**What is being asked**
Quote the data below in full, minus the images.
::: Source data :::
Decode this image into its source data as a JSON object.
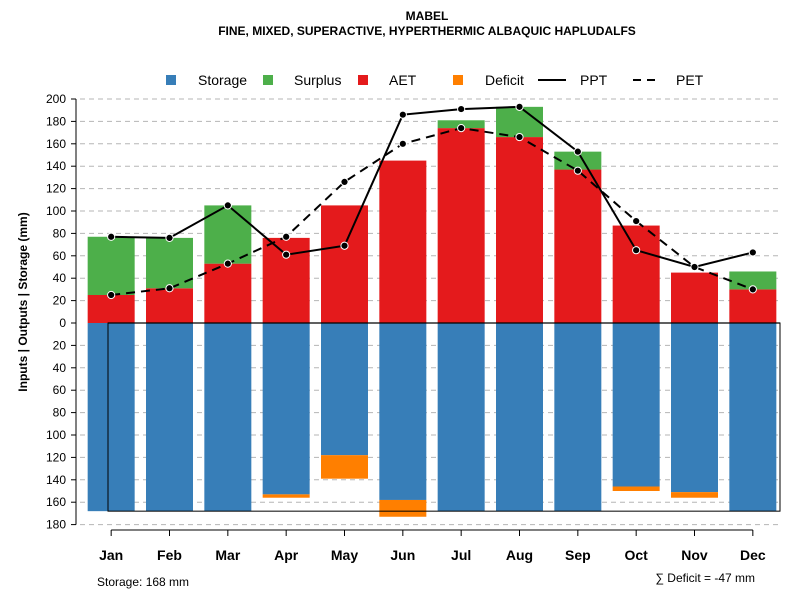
{
  "chart_data": {
    "type": "bar",
    "title": "MABEL",
    "subtitle": "FINE, MIXED, SUPERACTIVE, HYPERTHERMIC ALBAQUIC HAPLUDALFS",
    "ylabel": "Inputs | Outputs | Storage    (mm)",
    "ylim": [
      -180,
      200
    ],
    "y_ticks": [
      200,
      180,
      160,
      140,
      120,
      100,
      80,
      60,
      40,
      20,
      0,
      -20,
      -40,
      -60,
      -80,
      -100,
      -120,
      -140,
      -160,
      -180
    ],
    "y_tick_labels": [
      "200",
      "180",
      "160",
      "140",
      "120",
      "100",
      "80",
      "60",
      "40",
      "20",
      "0",
      "20",
      "40",
      "60",
      "80",
      "100",
      "120",
      "140",
      "160",
      "180"
    ],
    "categories": [
      "Jan",
      "Feb",
      "Mar",
      "Apr",
      "May",
      "Jun",
      "Jul",
      "Aug",
      "Sep",
      "Oct",
      "Nov",
      "Dec"
    ],
    "storage_capacity": 168,
    "series": [
      {
        "name": "Storage",
        "color": "#377EB8",
        "values": [
          168,
          168,
          168,
          153,
          118,
          158,
          168,
          168,
          168,
          146,
          151,
          168
        ]
      },
      {
        "name": "Surplus",
        "color": "#4DAF4A",
        "values": [
          52,
          45,
          52,
          0,
          0,
          0,
          7,
          27,
          16,
          0,
          0,
          16
        ]
      },
      {
        "name": "AET",
        "color": "#E41A1C",
        "values": [
          25,
          31,
          53,
          76,
          105,
          145,
          174,
          166,
          137,
          87,
          45,
          30
        ]
      },
      {
        "name": "Deficit",
        "color": "#FF7F00",
        "values": [
          0,
          0,
          0,
          -3,
          -21,
          -15,
          0,
          0,
          0,
          -4,
          -5,
          0
        ]
      },
      {
        "name": "PPT",
        "color": "#000000",
        "style": "solid",
        "values": [
          77,
          76,
          105,
          61,
          69,
          186,
          191,
          193,
          153,
          65,
          50,
          63
        ]
      },
      {
        "name": "PET",
        "color": "#000000",
        "style": "dashed",
        "values": [
          25,
          31,
          53,
          77,
          126,
          160,
          174,
          166,
          136,
          91,
          50,
          30
        ]
      }
    ],
    "legend": [
      "Storage",
      "Surplus",
      "AET",
      "Deficit",
      "PPT",
      "PET"
    ],
    "legend_position": "top",
    "grid": true,
    "storage_label": "Storage: 168 mm",
    "deficit_label": "∑ Deficit = -47 mm"
  }
}
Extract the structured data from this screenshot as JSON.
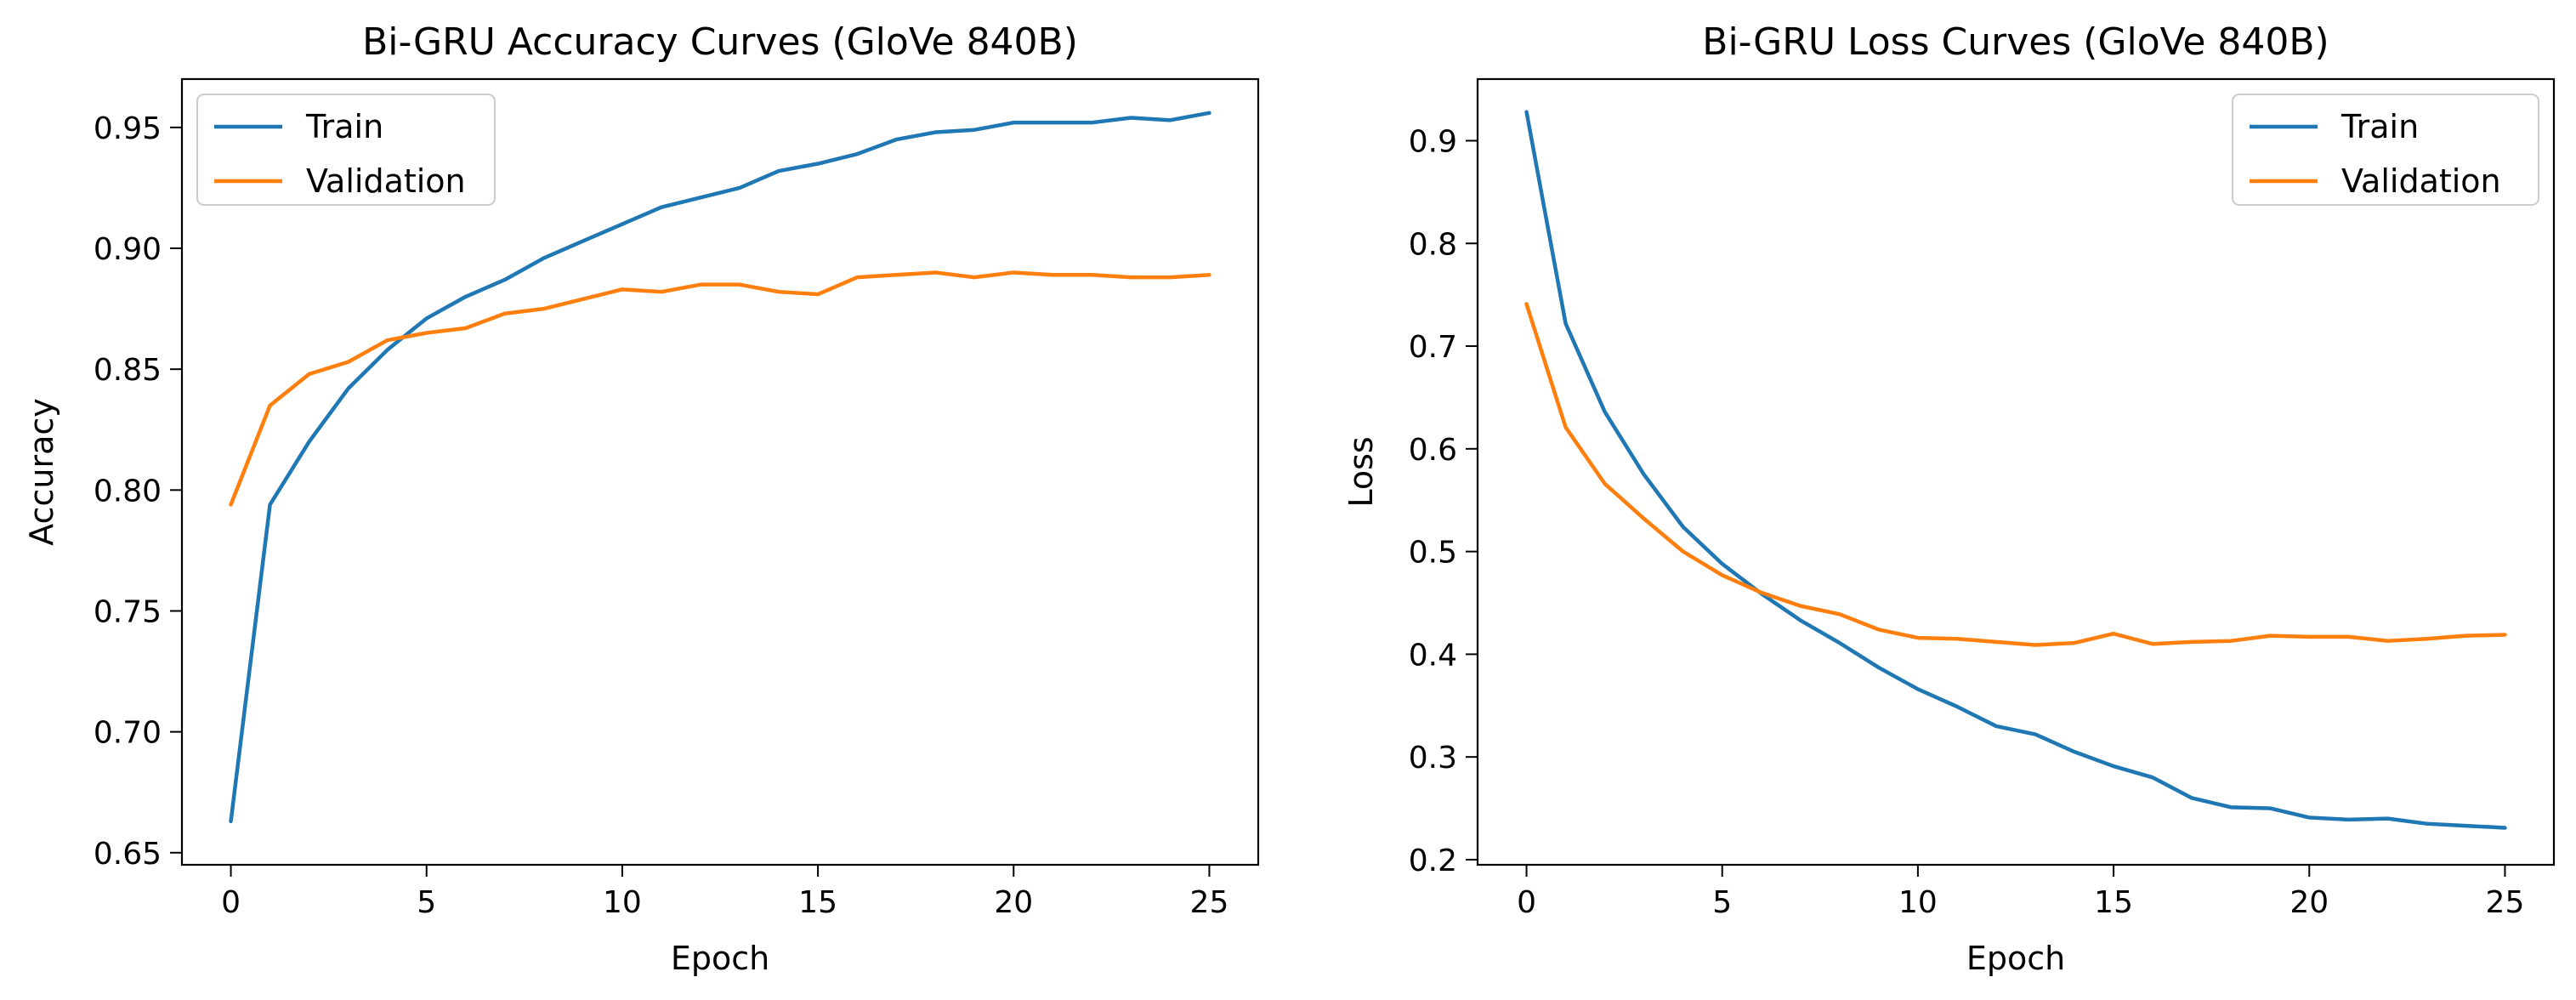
{
  "chart_data": [
    {
      "type": "line",
      "title": "Bi-GRU Accuracy Curves (GloVe 840B)",
      "xlabel": "Epoch",
      "ylabel": "Accuracy",
      "xlim": [
        -1.25,
        26.25
      ],
      "ylim": [
        0.645,
        0.97
      ],
      "xticks": [
        0,
        5,
        10,
        15,
        20,
        25
      ],
      "yticks": [
        0.65,
        0.7,
        0.75,
        0.8,
        0.85,
        0.9,
        0.95
      ],
      "ytick_labels": [
        "0.65",
        "0.70",
        "0.75",
        "0.80",
        "0.85",
        "0.90",
        "0.95"
      ],
      "legend_position": "top-left",
      "x": [
        0,
        1,
        2,
        3,
        4,
        5,
        6,
        7,
        8,
        9,
        10,
        11,
        12,
        13,
        14,
        15,
        16,
        17,
        18,
        19,
        20,
        21,
        22,
        23,
        24,
        25
      ],
      "series": [
        {
          "name": "Train",
          "color": "#1f77b4",
          "values": [
            0.663,
            0.794,
            0.82,
            0.842,
            0.858,
            0.871,
            0.88,
            0.887,
            0.896,
            0.903,
            0.91,
            0.917,
            0.921,
            0.925,
            0.932,
            0.935,
            0.939,
            0.945,
            0.948,
            0.949,
            0.952,
            0.952,
            0.952,
            0.954,
            0.953,
            0.956
          ]
        },
        {
          "name": "Validation",
          "color": "#ff7f0e",
          "values": [
            0.794,
            0.835,
            0.848,
            0.853,
            0.862,
            0.865,
            0.867,
            0.873,
            0.875,
            0.879,
            0.883,
            0.882,
            0.885,
            0.885,
            0.882,
            0.881,
            0.888,
            0.889,
            0.89,
            0.888,
            0.89,
            0.889,
            0.889,
            0.888,
            0.888,
            0.889
          ]
        }
      ]
    },
    {
      "type": "line",
      "title": "Bi-GRU Loss Curves (GloVe 840B)",
      "xlabel": "Epoch",
      "ylabel": "Loss",
      "xlim": [
        -1.25,
        26.25
      ],
      "ylim": [
        0.195,
        0.96
      ],
      "xticks": [
        0,
        5,
        10,
        15,
        20,
        25
      ],
      "yticks": [
        0.2,
        0.3,
        0.4,
        0.5,
        0.6,
        0.7,
        0.8,
        0.9
      ],
      "ytick_labels": [
        "0.2",
        "0.3",
        "0.4",
        "0.5",
        "0.6",
        "0.7",
        "0.8",
        "0.9"
      ],
      "legend_position": "top-right",
      "x": [
        0,
        1,
        2,
        3,
        4,
        5,
        6,
        7,
        8,
        9,
        10,
        11,
        12,
        13,
        14,
        15,
        16,
        17,
        18,
        19,
        20,
        21,
        22,
        23,
        24,
        25
      ],
      "series": [
        {
          "name": "Train",
          "color": "#1f77b4",
          "values": [
            0.928,
            0.722,
            0.636,
            0.575,
            0.524,
            0.488,
            0.459,
            0.433,
            0.411,
            0.387,
            0.366,
            0.349,
            0.33,
            0.322,
            0.305,
            0.291,
            0.28,
            0.26,
            0.251,
            0.25,
            0.241,
            0.239,
            0.24,
            0.235,
            0.233,
            0.231
          ]
        },
        {
          "name": "Validation",
          "color": "#ff7f0e",
          "values": [
            0.741,
            0.621,
            0.566,
            0.532,
            0.5,
            0.477,
            0.46,
            0.447,
            0.439,
            0.424,
            0.416,
            0.415,
            0.412,
            0.409,
            0.411,
            0.42,
            0.41,
            0.412,
            0.413,
            0.418,
            0.417,
            0.417,
            0.413,
            0.415,
            0.418,
            0.419
          ]
        }
      ]
    }
  ]
}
:::
**Result of the task**
Decode this image into its source data as a JSON object.
{
  "chart_data": {
    "type": "bar",
    "title": "MABEL",
    "subtitle": "FINE, MIXED, SUPERACTIVE, HYPERTHERMIC ALBAQUIC HAPLUDALFS",
    "ylabel": "Inputs | Outputs | Storage    (mm)",
    "ylim": [
      -180,
      200
    ],
    "y_ticks": [
      200,
      180,
      160,
      140,
      120,
      100,
      80,
      60,
      40,
      20,
      0,
      -20,
      -40,
      -60,
      -80,
      -100,
      -120,
      -140,
      -160,
      -180
    ],
    "y_tick_labels": [
      "200",
      "180",
      "160",
      "140",
      "120",
      "100",
      "80",
      "60",
      "40",
      "20",
      "0",
      "20",
      "40",
      "60",
      "80",
      "100",
      "120",
      "140",
      "160",
      "180"
    ],
    "categories": [
      "Jan",
      "Feb",
      "Mar",
      "Apr",
      "May",
      "Jun",
      "Jul",
      "Aug",
      "Sep",
      "Oct",
      "Nov",
      "Dec"
    ],
    "storage_capacity": 168,
    "series": [
      {
        "name": "Storage",
        "color": "#377EB8",
        "values": [
          168,
          168,
          168,
          153,
          118,
          158,
          168,
          168,
          168,
          146,
          151,
          168
        ]
      },
      {
        "name": "Surplus",
        "color": "#4DAF4A",
        "values": [
          52,
          45,
          52,
          0,
          0,
          0,
          7,
          27,
          16,
          0,
          0,
          16
        ]
      },
      {
        "name": "AET",
        "color": "#E41A1C",
        "values": [
          25,
          31,
          53,
          76,
          105,
          145,
          174,
          166,
          137,
          87,
          45,
          30
        ]
      },
      {
        "name": "Deficit",
        "color": "#FF7F00",
        "values": [
          0,
          0,
          0,
          -3,
          -21,
          -15,
          0,
          0,
          0,
          -4,
          -5,
          0
        ]
      },
      {
        "name": "PPT",
        "color": "#000000",
        "style": "solid",
        "values": [
          77,
          76,
          105,
          61,
          69,
          186,
          191,
          193,
          153,
          65,
          50,
          63
        ]
      },
      {
        "name": "PET",
        "color": "#000000",
        "style": "dashed",
        "values": [
          25,
          31,
          53,
          77,
          126,
          160,
          174,
          166,
          136,
          91,
          50,
          30
        ]
      }
    ],
    "legend": [
      "Storage",
      "Surplus",
      "AET",
      "Deficit",
      "PPT",
      "PET"
    ],
    "legend_position": "top",
    "grid": true,
    "storage_label": "Storage: 168 mm",
    "deficit_label": "∑ Deficit = -47 mm"
  }
}
Extract the structured data from this screenshot as JSON.
{
  "chart_data": [
    {
      "type": "line",
      "title": "Bi-GRU Accuracy Curves (GloVe 840B)",
      "xlabel": "Epoch",
      "ylabel": "Accuracy",
      "xlim": [
        -1.25,
        26.25
      ],
      "ylim": [
        0.645,
        0.97
      ],
      "xticks": [
        0,
        5,
        10,
        15,
        20,
        25
      ],
      "yticks": [
        0.65,
        0.7,
        0.75,
        0.8,
        0.85,
        0.9,
        0.95
      ],
      "ytick_labels": [
        "0.65",
        "0.70",
        "0.75",
        "0.80",
        "0.85",
        "0.90",
        "0.95"
      ],
      "legend_position": "top-left",
      "x": [
        0,
        1,
        2,
        3,
        4,
        5,
        6,
        7,
        8,
        9,
        10,
        11,
        12,
        13,
        14,
        15,
        16,
        17,
        18,
        19,
        20,
        21,
        22,
        23,
        24,
        25
      ],
      "series": [
        {
          "name": "Train",
          "color": "#1f77b4",
          "values": [
            0.663,
            0.794,
            0.82,
            0.842,
            0.858,
            0.871,
            0.88,
            0.887,
            0.896,
            0.903,
            0.91,
            0.917,
            0.921,
            0.925,
            0.932,
            0.935,
            0.939,
            0.945,
            0.948,
            0.949,
            0.952,
            0.952,
            0.952,
            0.954,
            0.953,
            0.956
          ]
        },
        {
          "name": "Validation",
          "color": "#ff7f0e",
          "values": [
            0.794,
            0.835,
            0.848,
            0.853,
            0.862,
            0.865,
            0.867,
            0.873,
            0.875,
            0.879,
            0.883,
            0.882,
            0.885,
            0.885,
            0.882,
            0.881,
            0.888,
            0.889,
            0.89,
            0.888,
            0.89,
            0.889,
            0.889,
            0.888,
            0.888,
            0.889
          ]
        }
      ]
    },
    {
      "type": "line",
      "title": "Bi-GRU Loss Curves (GloVe 840B)",
      "xlabel": "Epoch",
      "ylabel": "Loss",
      "xlim": [
        -1.25,
        26.25
      ],
      "ylim": [
        0.195,
        0.96
      ],
      "xticks": [
        0,
        5,
        10,
        15,
        20,
        25
      ],
      "yticks": [
        0.2,
        0.3,
        0.4,
        0.5,
        0.6,
        0.7,
        0.8,
        0.9
      ],
      "ytick_labels": [
        "0.2",
        "0.3",
        "0.4",
        "0.5",
        "0.6",
        "0.7",
        "0.8",
        "0.9"
      ],
      "legend_position": "top-right",
      "x": [
        0,
        1,
        2,
        3,
        4,
        5,
        6,
        7,
        8,
        9,
        10,
        11,
        12,
        13,
        14,
        15,
        16,
        17,
        18,
        19,
        20,
        21,
        22,
        23,
        24,
        25
      ],
      "series": [
        {
          "name": "Train",
          "color": "#1f77b4",
          "values": [
            0.928,
            0.722,
            0.636,
            0.575,
            0.524,
            0.488,
            0.459,
            0.433,
            0.411,
            0.387,
            0.366,
            0.349,
            0.33,
            0.322,
            0.305,
            0.291,
            0.28,
            0.26,
            0.251,
            0.25,
            0.241,
            0.239,
            0.24,
            0.235,
            0.233,
            0.231
          ]
        },
        {
          "name": "Validation",
          "color": "#ff7f0e",
          "values": [
            0.741,
            0.621,
            0.566,
            0.532,
            0.5,
            0.477,
            0.46,
            0.447,
            0.439,
            0.424,
            0.416,
            0.415,
            0.412,
            0.409,
            0.411,
            0.42,
            0.41,
            0.412,
            0.413,
            0.418,
            0.417,
            0.417,
            0.413,
            0.415,
            0.418,
            0.419
          ]
        }
      ]
    }
  ]
}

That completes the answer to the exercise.